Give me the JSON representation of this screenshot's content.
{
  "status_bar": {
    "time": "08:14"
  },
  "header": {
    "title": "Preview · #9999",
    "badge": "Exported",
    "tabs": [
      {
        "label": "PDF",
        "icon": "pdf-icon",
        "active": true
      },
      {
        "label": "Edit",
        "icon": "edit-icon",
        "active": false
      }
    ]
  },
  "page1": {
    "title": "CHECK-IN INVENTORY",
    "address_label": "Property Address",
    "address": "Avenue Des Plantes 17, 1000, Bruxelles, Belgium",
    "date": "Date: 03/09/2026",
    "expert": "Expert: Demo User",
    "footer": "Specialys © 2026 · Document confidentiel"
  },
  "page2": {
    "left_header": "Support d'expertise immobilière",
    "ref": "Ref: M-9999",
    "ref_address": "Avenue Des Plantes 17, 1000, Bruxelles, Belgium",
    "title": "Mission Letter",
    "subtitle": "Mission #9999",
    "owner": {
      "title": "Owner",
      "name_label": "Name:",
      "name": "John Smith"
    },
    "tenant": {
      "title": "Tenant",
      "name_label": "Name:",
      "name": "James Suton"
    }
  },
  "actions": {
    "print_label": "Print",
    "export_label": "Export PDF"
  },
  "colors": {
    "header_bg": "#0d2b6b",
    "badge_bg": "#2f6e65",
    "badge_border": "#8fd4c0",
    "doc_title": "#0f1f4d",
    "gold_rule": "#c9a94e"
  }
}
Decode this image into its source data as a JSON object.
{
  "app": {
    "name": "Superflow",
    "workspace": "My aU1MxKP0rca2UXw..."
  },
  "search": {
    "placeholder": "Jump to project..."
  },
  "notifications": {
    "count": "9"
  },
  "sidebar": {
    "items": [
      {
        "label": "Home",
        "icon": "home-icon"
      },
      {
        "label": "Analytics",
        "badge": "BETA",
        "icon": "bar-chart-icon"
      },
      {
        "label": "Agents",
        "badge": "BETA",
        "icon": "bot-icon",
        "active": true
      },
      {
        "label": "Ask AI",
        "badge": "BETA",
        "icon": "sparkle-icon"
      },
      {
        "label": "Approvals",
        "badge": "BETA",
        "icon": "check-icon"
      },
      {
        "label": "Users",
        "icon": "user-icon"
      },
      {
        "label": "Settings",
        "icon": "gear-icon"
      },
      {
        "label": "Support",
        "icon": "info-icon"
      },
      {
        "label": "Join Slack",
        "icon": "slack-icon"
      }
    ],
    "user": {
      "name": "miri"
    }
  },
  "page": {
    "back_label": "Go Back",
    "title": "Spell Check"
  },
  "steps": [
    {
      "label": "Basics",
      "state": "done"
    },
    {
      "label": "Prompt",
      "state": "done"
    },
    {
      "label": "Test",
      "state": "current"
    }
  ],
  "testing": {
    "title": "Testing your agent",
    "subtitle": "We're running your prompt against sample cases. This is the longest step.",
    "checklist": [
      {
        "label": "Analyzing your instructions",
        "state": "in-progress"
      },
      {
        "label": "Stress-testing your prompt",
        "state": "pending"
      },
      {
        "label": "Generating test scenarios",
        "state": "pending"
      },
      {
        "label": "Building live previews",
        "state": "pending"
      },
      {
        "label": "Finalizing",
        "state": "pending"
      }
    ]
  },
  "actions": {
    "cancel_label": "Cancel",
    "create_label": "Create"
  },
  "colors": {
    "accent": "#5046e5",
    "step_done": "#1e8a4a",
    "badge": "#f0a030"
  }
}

- _Aim of the exercise_:
Write out all the data again, exactly as it appears.

- _Solution_:
Give me the JSON representation of this screenshot's content.
{
  "status_bar": {
    "time": "08:14"
  },
  "header": {
    "title": "Preview · #9999",
    "badge": "Exported",
    "tabs": [
      {
        "label": "PDF",
        "icon": "pdf-icon",
        "active": true
      },
      {
        "label": "Edit",
        "icon": "edit-icon",
        "active": false
      }
    ]
  },
  "page1": {
    "title": "CHECK-IN INVENTORY",
    "address_label": "Property Address",
    "address": "Avenue Des Plantes 17, 1000, Bruxelles, Belgium",
    "date": "Date: 03/09/2026",
    "expert": "Expert: Demo User",
    "footer": "Specialys © 2026 · Document confidentiel"
  },
  "page2": {
    "left_header": "Support d'expertise immobilière",
    "ref": "Ref: M-9999",
    "ref_address": "Avenue Des Plantes 17, 1000, Bruxelles, Belgium",
    "title": "Mission Letter",
    "subtitle": "Mission #9999",
    "owner": {
      "title": "Owner",
      "name_label": "Name:",
      "name": "John Smith"
    },
    "tenant": {
      "title": "Tenant",
      "name_label": "Name:",
      "name": "James Suton"
    }
  },
  "actions": {
    "print_label": "Print",
    "export_label": "Export PDF"
  },
  "colors": {
    "header_bg": "#0d2b6b",
    "badge_bg": "#2f6e65",
    "badge_border": "#8fd4c0",
    "doc_title": "#0f1f4d",
    "gold_rule": "#c9a94e"
  }
}
Decode this image into its source data as a JSON object.
{
  "app": {
    "name": "Superflow",
    "workspace": "My aU1MxKP0rca2UXw..."
  },
  "search": {
    "placeholder": "Jump to project..."
  },
  "notifications": {
    "count": "9"
  },
  "sidebar": {
    "items": [
      {
        "label": "Home",
        "icon": "home-icon"
      },
      {
        "label": "Analytics",
        "badge": "BETA",
        "icon": "bar-chart-icon"
      },
      {
        "label": "Agents",
        "badge": "BETA",
        "icon": "bot-icon",
        "active": true
      },
      {
        "label": "Ask AI",
        "badge": "BETA",
        "icon": "sparkle-icon"
      },
      {
        "label": "Approvals",
        "badge": "BETA",
        "icon": "check-icon"
      },
      {
        "label": "Users",
        "icon": "user-icon"
      },
      {
        "label": "Settings",
        "icon": "gear-icon"
      },
      {
        "label": "Support",
        "icon": "info-icon"
      },
      {
        "label": "Join Slack",
        "icon": "slack-icon"
      }
    ],
    "user": {
      "name": "miri"
    }
  },
  "page": {
    "back_label": "Go Back",
    "title": "Spell Check"
  },
  "steps": [
    {
      "label": "Basics",
      "state": "done"
    },
    {
      "label": "Prompt",
      "state": "done"
    },
    {
      "label": "Test",
      "state": "current"
    }
  ],
  "testing": {
    "title": "Testing your agent",
    "subtitle": "We're running your prompt against sample cases. This is the longest step.",
    "checklist": [
      {
        "label": "Analyzing your instructions",
        "state": "in-progress"
      },
      {
        "label": "Stress-testing your prompt",
        "state": "pending"
      },
      {
        "label": "Generating test scenarios",
        "state": "pending"
      },
      {
        "label": "Building live previews",
        "state": "pending"
      },
      {
        "label": "Finalizing",
        "state": "pending"
      }
    ]
  },
  "actions": {
    "cancel_label": "Cancel",
    "create_label": "Create"
  },
  "colors": {
    "accent": "#5046e5",
    "step_done": "#1e8a4a",
    "badge": "#f0a030"
  }
}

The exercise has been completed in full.